- [What the task asks]
Each record below is to be copied word for word, with pictures removed.

- [Stored data]

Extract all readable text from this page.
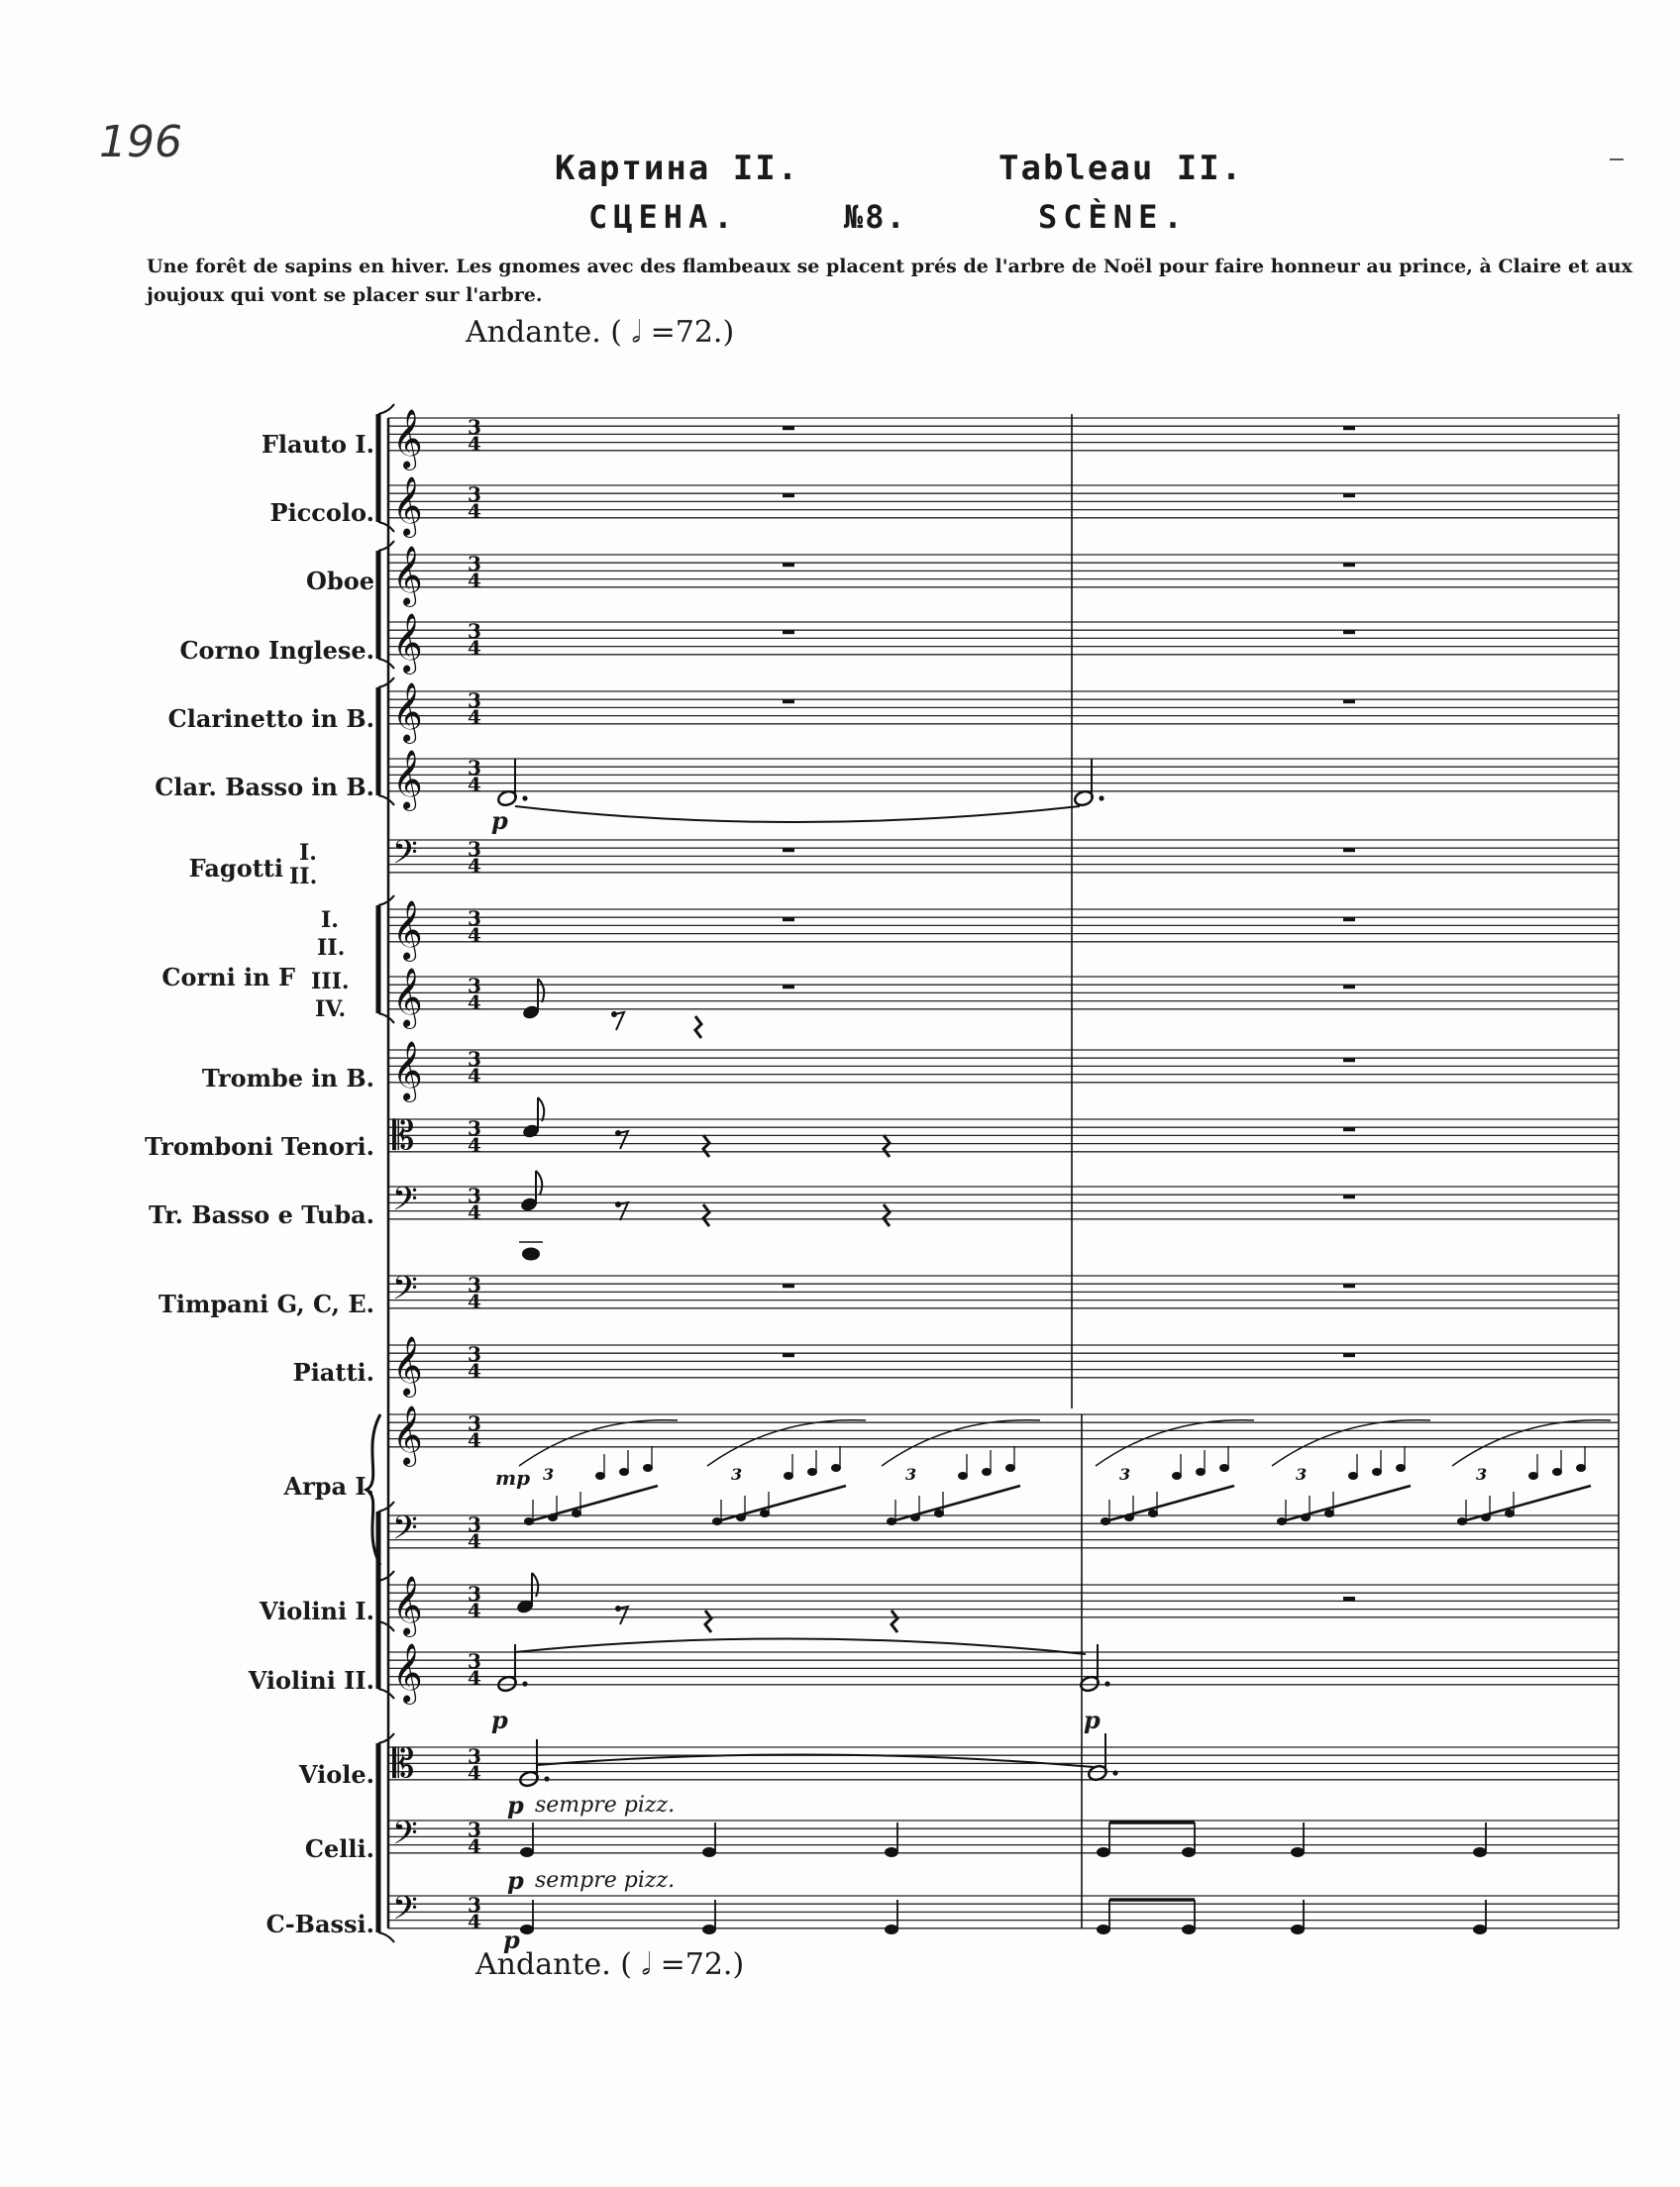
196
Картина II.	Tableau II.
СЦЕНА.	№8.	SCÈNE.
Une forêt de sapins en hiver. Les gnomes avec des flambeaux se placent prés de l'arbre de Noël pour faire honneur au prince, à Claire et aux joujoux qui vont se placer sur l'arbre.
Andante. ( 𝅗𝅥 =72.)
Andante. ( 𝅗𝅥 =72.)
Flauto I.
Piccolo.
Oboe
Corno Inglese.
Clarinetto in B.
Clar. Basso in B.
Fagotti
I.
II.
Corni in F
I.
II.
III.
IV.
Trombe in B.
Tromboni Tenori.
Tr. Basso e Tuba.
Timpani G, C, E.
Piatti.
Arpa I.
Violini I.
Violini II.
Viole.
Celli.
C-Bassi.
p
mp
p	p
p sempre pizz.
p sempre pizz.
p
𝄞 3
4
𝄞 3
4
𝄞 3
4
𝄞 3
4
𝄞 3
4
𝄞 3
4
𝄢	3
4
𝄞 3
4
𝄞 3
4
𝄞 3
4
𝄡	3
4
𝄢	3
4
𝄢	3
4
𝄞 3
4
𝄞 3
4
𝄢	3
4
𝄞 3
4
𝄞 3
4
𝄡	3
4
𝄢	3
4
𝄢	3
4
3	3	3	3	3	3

- [Solution for this task]
Extract all readable text from this page.
196
Картина II.	Tableau II.
СЦЕНА.	№8.	SCÈNE.
Une forêt de sapins en hiver. Les gnomes avec des flambeaux se placent prés de l'arbre de Noël pour faire honneur au prince, à Claire et aux joujoux qui vont se placer sur l'arbre.
Andante. ( 𝅗𝅥 =72.)
Andante. ( 𝅗𝅥 =72.)
Flauto I.
Piccolo.
Oboe
Corno Inglese.
Clarinetto in B.
Clar. Basso in B.
Fagotti
I.
II.
Corni in F
I.
II.
III.
IV.
Trombe in B.
Tromboni Tenori.
Tr. Basso e Tuba.
Timpani G, C, E.
Piatti.
Arpa I.
Violini I.
Violini II.
Viole.
Celli.
C-Bassi.
p
mp
p	p
p sempre pizz.
p sempre pizz.
p
𝄞 3
4
𝄞 3
4
𝄞 3
4
𝄞 3
4
𝄞 3
4
𝄞 3
4
𝄢	3
4
𝄞 3
4
𝄞 3
4
𝄞 3
4
𝄡	3
4
𝄢	3
4
𝄢	3
4
𝄞 3
4
𝄞 3
4
𝄢	3
4
𝄞 3
4
𝄞 3
4
𝄡	3
4
𝄢	3
4
𝄢	3
4
3	3	3	3	3	3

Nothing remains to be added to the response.